**Exercise**
Skip any picture you find and retype all the remaining lines exactly.

**Records shown**
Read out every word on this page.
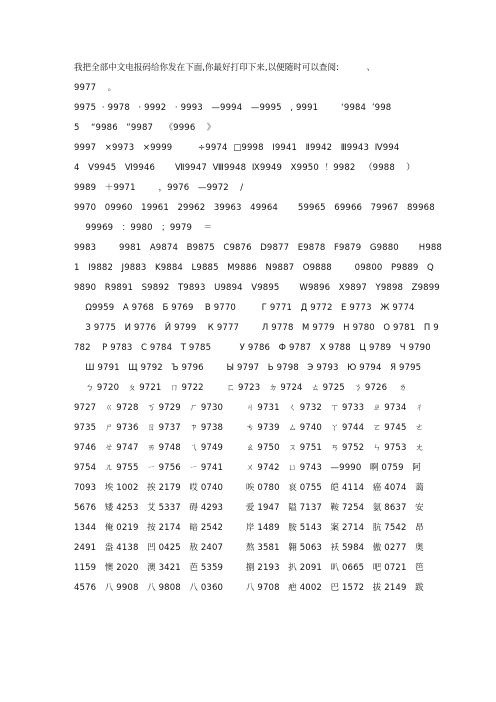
我把全部中文电报码给你发在下面,你最好打印下来,以便随时可以查阅:          、
9977    。
9975  · 9978   · 9992   · 9993   —9994   —9995   ‚ 9991        ‘9984  ’998
5    “9986   ”9987    《9996    》
9997   ×9973   ×9999         ÷9974  □9998   Ⅰ9941   Ⅱ9942   Ⅲ9943  Ⅳ994
4   Ⅴ9945   Ⅵ9946       Ⅶ9947  Ⅷ9948  Ⅸ9949   Ⅹ9950  ！9982   （9988    ）
9989   ＋9971        ，9976   —9972    /
9970   09960   19961   29962   39963   49964       59965   69966   79967   89968
99969   ：9980   ；9979    ＝
9983        9981   A9874   B9875   C9876   D9877   E9878   F9879   G9880       H988
1   I9882   J9883   K9884   L9885   M9886   N9887   O9888        09800   P9889   Q
9890   R9891   S9892   T9893   U9894   V9895       W9896   X9897   Y9898   Z9899
Ω9959   A 9768   Б 9769    В 9770         Г 9771   Д 9772   Е 9773   Ж 9774
З 9775   И 9776   Й 9799    К 9777        Л 9778   М 9779   Н 9780   О 9781   П 9
782    Р 9783   С 9784   Т 9785          У 9786   Ф 9787   Х 9788   Ц 9789   Ч 9790
Ш 9791   Щ 9792   Ъ 9796        Ы 9797   Ь 9798   Э 9793   Ю 9794   Я 9795
ㄅ 9720   ㄆ 9721   ㄇ 9722        ㄈ 9723   ㄉ 9724   ㄊ 9725   ㄋ 9726    ㄌ
9727   ㄍ 9728   ㄎ 9729   ㄏ 9730        ㄐ 9731   ㄑ 9732   ㄒ 9733   ㄓ 9734   ㄔ
9735   ㄕ 9736   ㄖ 9737   ㄗ 9738        ㄘ 9739   ㄙ 9740   ㄚ 9744   ㄛ 9745   ㄜ
9746   ㄝ 9747   ㄞ 9748   ㄟ 9749        ㄠ 9750   ㄡ 9751   ㄢ 9752   ㄣ 9753   ㄤ
9754   ㄦ 9755   ㄧ 9756   ㄧ 9741        ㄨ 9742   ㄩ 9743   —9990   啊 0759   阿
7093   埃 1002   挨 2179   哎 0740        唉 0780   哀 0755   皑 4114   癌 4074   蔼
5676   矮 4253   艾 5337   碍 4293        爱 1947   隘 7137   鞍 7254   氨 8637   安
1344   俺 0219   按 2174   暗 2542        岸 1489   胺 5143   案 2714   肮 7542   昂
2491   盎 4138   凹 0425   敖 2407        熬 3581   翱 5063   袄 5984   傲 0277   奥
1159   懊 2020   澳 3421   芭 5359        捌 2193   扒 2091   叭 0665   吧 0721   笆
4576   八 9908   八 9808   八 0360        八 9708   疤 4002   巴 1572   拔 2149   跋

**The reply**
Read out every word on this page.
我把全部中文电报码给你发在下面,你最好打印下来,以便随时可以查阅:          、
9977    。
9975  · 9978   · 9992   · 9993   —9994   —9995   ‚ 9991        ‘9984  ’998
5    “9986   ”9987    《9996    》
9997   ×9973   ×9999         ÷9974  □9998   Ⅰ9941   Ⅱ9942   Ⅲ9943  Ⅳ994
4   Ⅴ9945   Ⅵ9946       Ⅶ9947  Ⅷ9948  Ⅸ9949   Ⅹ9950  ！9982   （9988    ）
9989   ＋9971        ，9976   —9972    /
9970   09960   19961   29962   39963   49964       59965   69966   79967   89968
99969   ：9980   ；9979    ＝
9983        9981   A9874   B9875   C9876   D9877   E9878   F9879   G9880       H988
1   I9882   J9883   K9884   L9885   M9886   N9887   O9888        09800   P9889   Q
9890   R9891   S9892   T9893   U9894   V9895       W9896   X9897   Y9898   Z9899
Ω9959   A 9768   Б 9769    В 9770         Г 9771   Д 9772   Е 9773   Ж 9774
З 9775   И 9776   Й 9799    К 9777        Л 9778   М 9779   Н 9780   О 9781   П 9
782    Р 9783   С 9784   Т 9785          У 9786   Ф 9787   Х 9788   Ц 9789   Ч 9790
Ш 9791   Щ 9792   Ъ 9796        Ы 9797   Ь 9798   Э 9793   Ю 9794   Я 9795
ㄅ 9720   ㄆ 9721   ㄇ 9722        ㄈ 9723   ㄉ 9724   ㄊ 9725   ㄋ 9726    ㄌ
9727   ㄍ 9728   ㄎ 9729   ㄏ 9730        ㄐ 9731   ㄑ 9732   ㄒ 9733   ㄓ 9734   ㄔ
9735   ㄕ 9736   ㄖ 9737   ㄗ 9738        ㄘ 9739   ㄙ 9740   ㄚ 9744   ㄛ 9745   ㄜ
9746   ㄝ 9747   ㄞ 9748   ㄟ 9749        ㄠ 9750   ㄡ 9751   ㄢ 9752   ㄣ 9753   ㄤ
9754   ㄦ 9755   ㄧ 9756   ㄧ 9741        ㄨ 9742   ㄩ 9743   —9990   啊 0759   阿
7093   埃 1002   挨 2179   哎 0740        唉 0780   哀 0755   皑 4114   癌 4074   蔼
5676   矮 4253   艾 5337   碍 4293        爱 1947   隘 7137   鞍 7254   氨 8637   安
1344   俺 0219   按 2174   暗 2542        岸 1489   胺 5143   案 2714   肮 7542   昂
2491   盎 4138   凹 0425   敖 2407        熬 3581   翱 5063   袄 5984   傲 0277   奥
1159   懊 2020   澳 3421   芭 5359        捌 2193   扒 2091   叭 0665   吧 0721   笆
4576   八 9908   八 9808   八 0360        八 9708   疤 4002   巴 1572   拔 2149   跋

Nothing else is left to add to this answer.